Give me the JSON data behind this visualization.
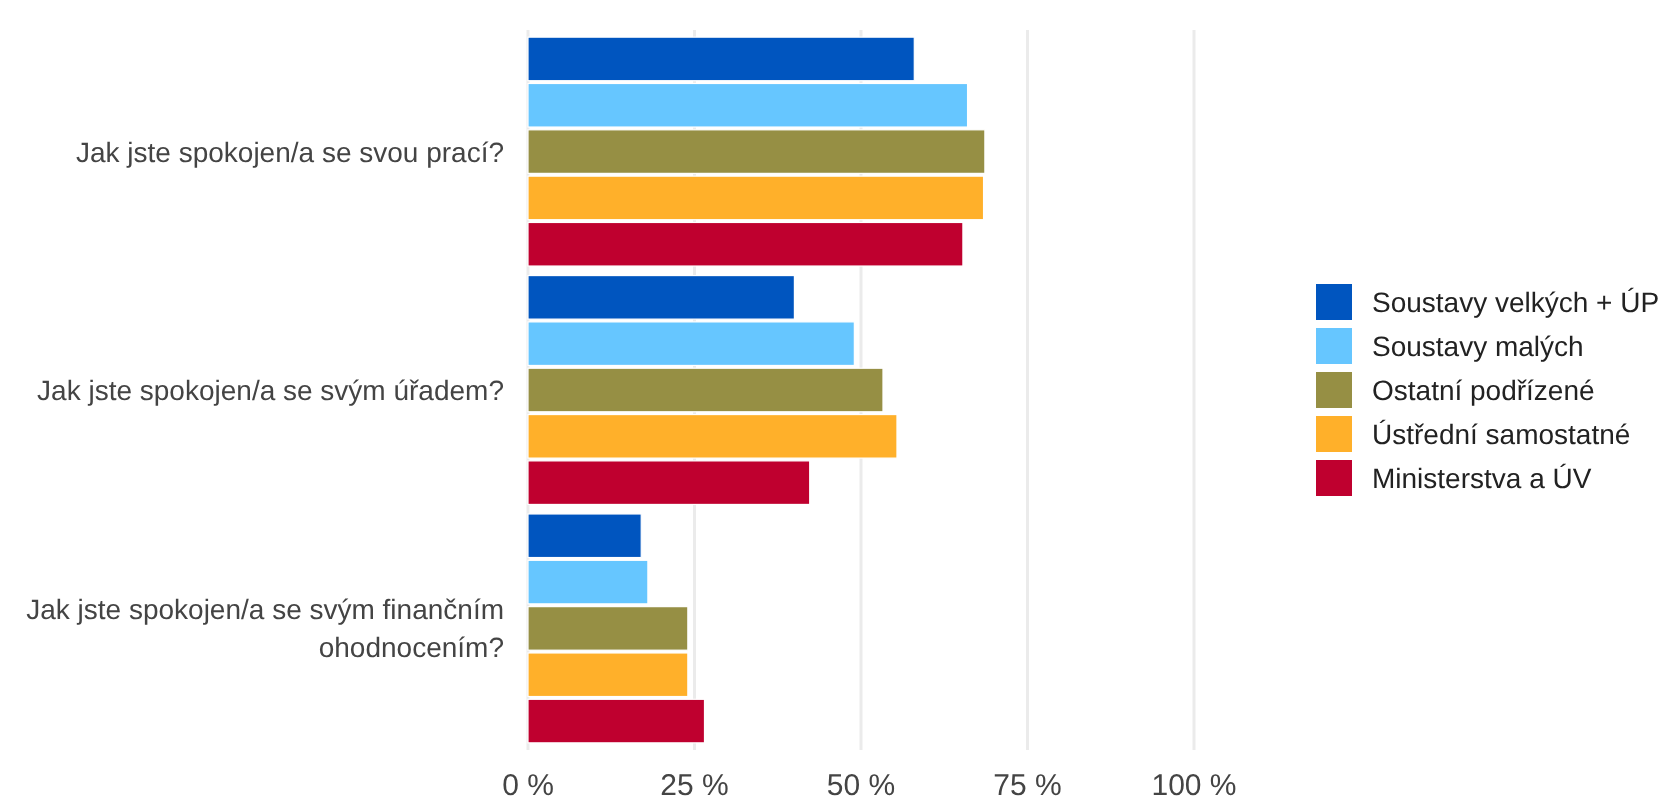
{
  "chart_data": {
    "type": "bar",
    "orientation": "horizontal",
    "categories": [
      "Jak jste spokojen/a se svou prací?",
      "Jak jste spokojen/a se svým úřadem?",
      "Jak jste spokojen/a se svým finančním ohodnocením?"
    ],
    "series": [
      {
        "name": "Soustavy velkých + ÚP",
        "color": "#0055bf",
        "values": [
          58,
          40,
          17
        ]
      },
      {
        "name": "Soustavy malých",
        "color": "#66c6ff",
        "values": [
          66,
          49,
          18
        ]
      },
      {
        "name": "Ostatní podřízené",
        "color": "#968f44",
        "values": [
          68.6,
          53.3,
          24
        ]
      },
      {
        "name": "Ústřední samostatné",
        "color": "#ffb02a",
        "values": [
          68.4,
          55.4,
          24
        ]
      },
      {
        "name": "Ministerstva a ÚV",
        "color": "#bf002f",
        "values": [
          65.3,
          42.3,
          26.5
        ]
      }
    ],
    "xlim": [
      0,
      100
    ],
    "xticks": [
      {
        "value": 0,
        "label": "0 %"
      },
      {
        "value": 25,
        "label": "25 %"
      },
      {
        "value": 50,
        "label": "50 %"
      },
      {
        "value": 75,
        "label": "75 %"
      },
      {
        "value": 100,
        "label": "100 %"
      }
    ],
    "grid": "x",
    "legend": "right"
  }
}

···

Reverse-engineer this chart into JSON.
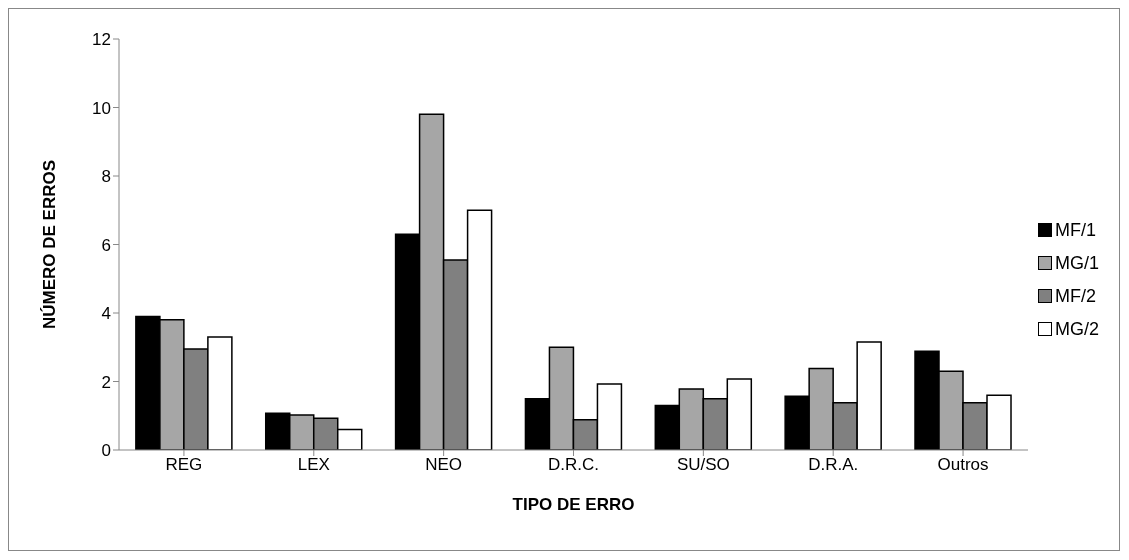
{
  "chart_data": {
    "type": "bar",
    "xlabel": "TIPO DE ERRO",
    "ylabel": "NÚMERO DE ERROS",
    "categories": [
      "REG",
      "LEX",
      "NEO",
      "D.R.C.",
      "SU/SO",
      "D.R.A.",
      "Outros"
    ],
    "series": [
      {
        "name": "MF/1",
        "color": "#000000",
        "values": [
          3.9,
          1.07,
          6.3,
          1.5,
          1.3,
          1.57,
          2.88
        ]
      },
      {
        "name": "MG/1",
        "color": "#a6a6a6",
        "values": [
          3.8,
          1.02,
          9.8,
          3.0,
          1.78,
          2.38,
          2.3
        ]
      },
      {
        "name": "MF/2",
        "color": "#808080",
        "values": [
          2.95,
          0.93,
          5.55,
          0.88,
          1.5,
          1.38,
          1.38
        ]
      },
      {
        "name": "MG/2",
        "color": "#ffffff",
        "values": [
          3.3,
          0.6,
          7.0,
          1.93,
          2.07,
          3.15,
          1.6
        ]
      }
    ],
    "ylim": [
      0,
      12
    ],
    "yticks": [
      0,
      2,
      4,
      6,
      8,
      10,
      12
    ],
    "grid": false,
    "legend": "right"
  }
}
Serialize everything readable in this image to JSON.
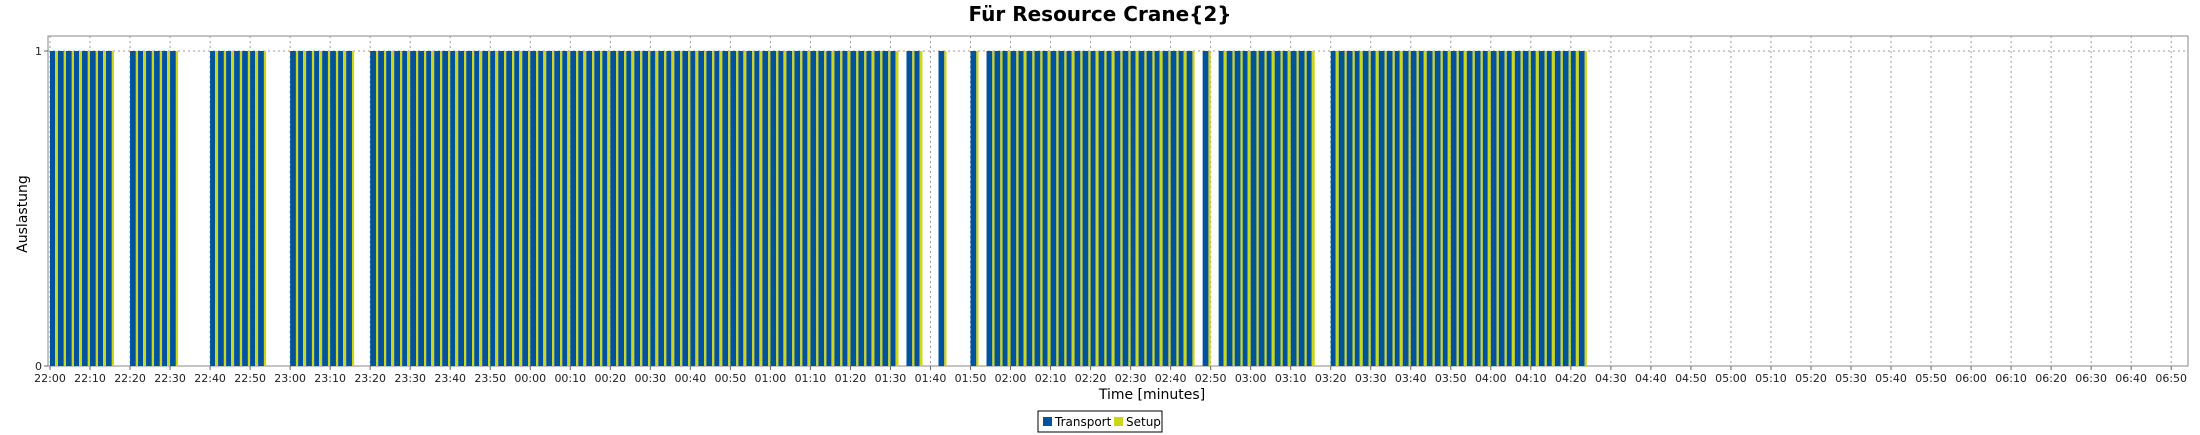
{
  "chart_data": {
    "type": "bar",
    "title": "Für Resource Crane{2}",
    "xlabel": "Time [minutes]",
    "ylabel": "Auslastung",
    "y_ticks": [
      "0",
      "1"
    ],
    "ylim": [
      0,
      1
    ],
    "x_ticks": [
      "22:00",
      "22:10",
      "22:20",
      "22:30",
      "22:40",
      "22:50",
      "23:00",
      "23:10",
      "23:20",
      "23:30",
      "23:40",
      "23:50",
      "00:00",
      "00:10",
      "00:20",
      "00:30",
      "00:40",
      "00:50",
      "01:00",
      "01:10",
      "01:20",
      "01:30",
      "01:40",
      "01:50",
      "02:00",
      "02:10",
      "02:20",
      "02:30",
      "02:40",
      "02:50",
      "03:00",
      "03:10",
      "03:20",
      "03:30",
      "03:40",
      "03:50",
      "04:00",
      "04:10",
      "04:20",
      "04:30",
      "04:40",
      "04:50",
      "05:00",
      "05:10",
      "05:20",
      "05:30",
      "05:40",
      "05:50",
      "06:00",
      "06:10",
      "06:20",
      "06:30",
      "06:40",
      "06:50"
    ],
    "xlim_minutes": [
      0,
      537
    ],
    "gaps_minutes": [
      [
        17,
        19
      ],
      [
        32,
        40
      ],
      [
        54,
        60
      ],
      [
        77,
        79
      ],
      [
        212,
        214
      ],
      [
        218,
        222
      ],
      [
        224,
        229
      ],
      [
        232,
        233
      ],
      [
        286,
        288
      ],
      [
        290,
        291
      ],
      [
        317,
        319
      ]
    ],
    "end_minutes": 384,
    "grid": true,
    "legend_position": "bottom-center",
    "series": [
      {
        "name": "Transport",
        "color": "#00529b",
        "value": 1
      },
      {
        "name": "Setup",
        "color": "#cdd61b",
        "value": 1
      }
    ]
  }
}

···

(Task) Return every line above that contains the word "Soustavy".

(Task result)
        "name": "Soustavy velkých + ÚP",
        "name": "Soustavy malých",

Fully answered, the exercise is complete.